▶ [Exercise task]: It is required that all of the data be written out exactly.

▶ [Stored entries]:
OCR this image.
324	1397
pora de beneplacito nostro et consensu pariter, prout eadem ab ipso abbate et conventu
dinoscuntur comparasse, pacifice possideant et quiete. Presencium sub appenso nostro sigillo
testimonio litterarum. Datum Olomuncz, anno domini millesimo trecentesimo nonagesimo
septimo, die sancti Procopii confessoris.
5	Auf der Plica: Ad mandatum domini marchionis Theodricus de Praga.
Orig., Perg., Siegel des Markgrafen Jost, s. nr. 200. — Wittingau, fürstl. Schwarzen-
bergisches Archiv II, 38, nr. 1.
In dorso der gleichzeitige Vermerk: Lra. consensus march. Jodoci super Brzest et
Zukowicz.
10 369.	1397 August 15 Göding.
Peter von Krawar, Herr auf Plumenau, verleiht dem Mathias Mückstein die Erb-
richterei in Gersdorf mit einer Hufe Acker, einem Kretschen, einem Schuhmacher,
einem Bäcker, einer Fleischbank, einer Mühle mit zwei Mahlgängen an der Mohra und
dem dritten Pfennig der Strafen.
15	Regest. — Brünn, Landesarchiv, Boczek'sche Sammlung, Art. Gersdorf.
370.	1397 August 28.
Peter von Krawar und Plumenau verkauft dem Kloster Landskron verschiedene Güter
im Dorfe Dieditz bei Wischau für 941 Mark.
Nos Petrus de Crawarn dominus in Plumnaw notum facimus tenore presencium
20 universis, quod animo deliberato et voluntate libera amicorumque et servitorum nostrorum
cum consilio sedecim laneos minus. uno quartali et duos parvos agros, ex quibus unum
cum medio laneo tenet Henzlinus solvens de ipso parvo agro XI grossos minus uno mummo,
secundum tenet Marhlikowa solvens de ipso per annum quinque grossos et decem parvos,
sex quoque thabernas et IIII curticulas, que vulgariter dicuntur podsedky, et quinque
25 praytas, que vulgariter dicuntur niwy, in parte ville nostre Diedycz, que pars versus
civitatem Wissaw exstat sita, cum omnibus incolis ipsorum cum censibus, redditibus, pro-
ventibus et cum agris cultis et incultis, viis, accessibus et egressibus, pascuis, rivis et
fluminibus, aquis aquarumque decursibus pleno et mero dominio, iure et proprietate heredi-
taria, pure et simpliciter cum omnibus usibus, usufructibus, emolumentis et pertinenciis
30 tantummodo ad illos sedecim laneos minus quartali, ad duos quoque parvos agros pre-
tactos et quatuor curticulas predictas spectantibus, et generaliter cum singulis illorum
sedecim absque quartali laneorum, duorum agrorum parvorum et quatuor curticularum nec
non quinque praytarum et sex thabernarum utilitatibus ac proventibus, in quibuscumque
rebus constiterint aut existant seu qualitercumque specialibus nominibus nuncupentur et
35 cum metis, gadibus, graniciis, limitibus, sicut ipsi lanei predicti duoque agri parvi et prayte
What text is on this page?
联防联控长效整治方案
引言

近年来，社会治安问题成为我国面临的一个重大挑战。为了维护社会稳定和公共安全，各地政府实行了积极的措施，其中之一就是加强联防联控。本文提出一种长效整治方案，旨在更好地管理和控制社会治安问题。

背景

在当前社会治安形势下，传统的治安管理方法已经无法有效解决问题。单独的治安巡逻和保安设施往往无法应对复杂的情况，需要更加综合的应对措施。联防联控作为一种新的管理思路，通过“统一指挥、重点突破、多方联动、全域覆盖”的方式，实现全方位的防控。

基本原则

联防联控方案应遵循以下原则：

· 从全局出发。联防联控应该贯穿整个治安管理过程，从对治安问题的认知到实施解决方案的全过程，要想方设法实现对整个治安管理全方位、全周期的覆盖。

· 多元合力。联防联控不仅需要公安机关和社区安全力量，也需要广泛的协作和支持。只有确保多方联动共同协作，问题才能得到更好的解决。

▶ [Task solution]:
OCR this image.
324	1397
pora de beneplacito nostro et consensu pariter, prout eadem ab ipso abbate et conventu
dinoscuntur comparasse, pacifice possideant et quiete. Presencium sub appenso nostro sigillo
testimonio litterarum. Datum Olomuncz, anno domini millesimo trecentesimo nonagesimo
septimo, die sancti Procopii confessoris.
5	Auf der Plica: Ad mandatum domini marchionis Theodricus de Praga.
Orig., Perg., Siegel des Markgrafen Jost, s. nr. 200. — Wittingau, fürstl. Schwarzen-
bergisches Archiv II, 38, nr. 1.
In dorso der gleichzeitige Vermerk: Lra. consensus march. Jodoci super Brzest et
Zukowicz.
10 369.	1397 August 15 Göding.
Peter von Krawar, Herr auf Plumenau, verleiht dem Mathias Mückstein die Erb-
richterei in Gersdorf mit einer Hufe Acker, einem Kretschen, einem Schuhmacher,
einem Bäcker, einer Fleischbank, einer Mühle mit zwei Mahlgängen an der Mohra und
dem dritten Pfennig der Strafen.
15	Regest. — Brünn, Landesarchiv, Boczek'sche Sammlung, Art. Gersdorf.
370.	1397 August 28.
Peter von Krawar und Plumenau verkauft dem Kloster Landskron verschiedene Güter
im Dorfe Dieditz bei Wischau für 941 Mark.
Nos Petrus de Crawarn dominus in Plumnaw notum facimus tenore presencium
20 universis, quod animo deliberato et voluntate libera amicorumque et servitorum nostrorum
cum consilio sedecim laneos minus. uno quartali et duos parvos agros, ex quibus unum
cum medio laneo tenet Henzlinus solvens de ipso parvo agro XI grossos minus uno mummo,
secundum tenet Marhlikowa solvens de ipso per annum quinque grossos et decem parvos,
sex quoque thabernas et IIII curticulas, que vulgariter dicuntur podsedky, et quinque
25 praytas, que vulgariter dicuntur niwy, in parte ville nostre Diedycz, que pars versus
civitatem Wissaw exstat sita, cum omnibus incolis ipsorum cum censibus, redditibus, pro-
ventibus et cum agris cultis et incultis, viis, accessibus et egressibus, pascuis, rivis et
fluminibus, aquis aquarumque decursibus pleno et mero dominio, iure et proprietate heredi-
taria, pure et simpliciter cum omnibus usibus, usufructibus, emolumentis et pertinenciis
30 tantummodo ad illos sedecim laneos minus quartali, ad duos quoque parvos agros pre-
tactos et quatuor curticulas predictas spectantibus, et generaliter cum singulis illorum
sedecim absque quartali laneorum, duorum agrorum parvorum et quatuor curticularum nec
non quinque praytarum et sex thabernarum utilitatibus ac proventibus, in quibuscumque
rebus constiterint aut existant seu qualitercumque specialibus nominibus nuncupentur et
35 cum metis, gadibus, graniciis, limitibus, sicut ipsi lanei predicti duoque agri parvi et prayte
What text is on this page?
联防联控长效整治方案
引言

近年来，社会治安问题成为我国面临的一个重大挑战。为了维护社会稳定和公共安全，各地政府实行了积极的措施，其中之一就是加强联防联控。本文提出一种长效整治方案，旨在更好地管理和控制社会治安问题。

背景

在当前社会治安形势下，传统的治安管理方法已经无法有效解决问题。单独的治安巡逻和保安设施往往无法应对复杂的情况，需要更加综合的应对措施。联防联控作为一种新的管理思路，通过“统一指挥、重点突破、多方联动、全域覆盖”的方式，实现全方位的防控。

基本原则

联防联控方案应遵循以下原则：

· 从全局出发。联防联控应该贯穿整个治安管理过程，从对治安问题的认知到实施解决方案的全过程，要想方设法实现对整个治安管理全方位、全周期的覆盖。

· 多元合力。联防联控不仅需要公安机关和社区安全力量，也需要广泛的协作和支持。只有确保多方联动共同协作，问题才能得到更好的解决。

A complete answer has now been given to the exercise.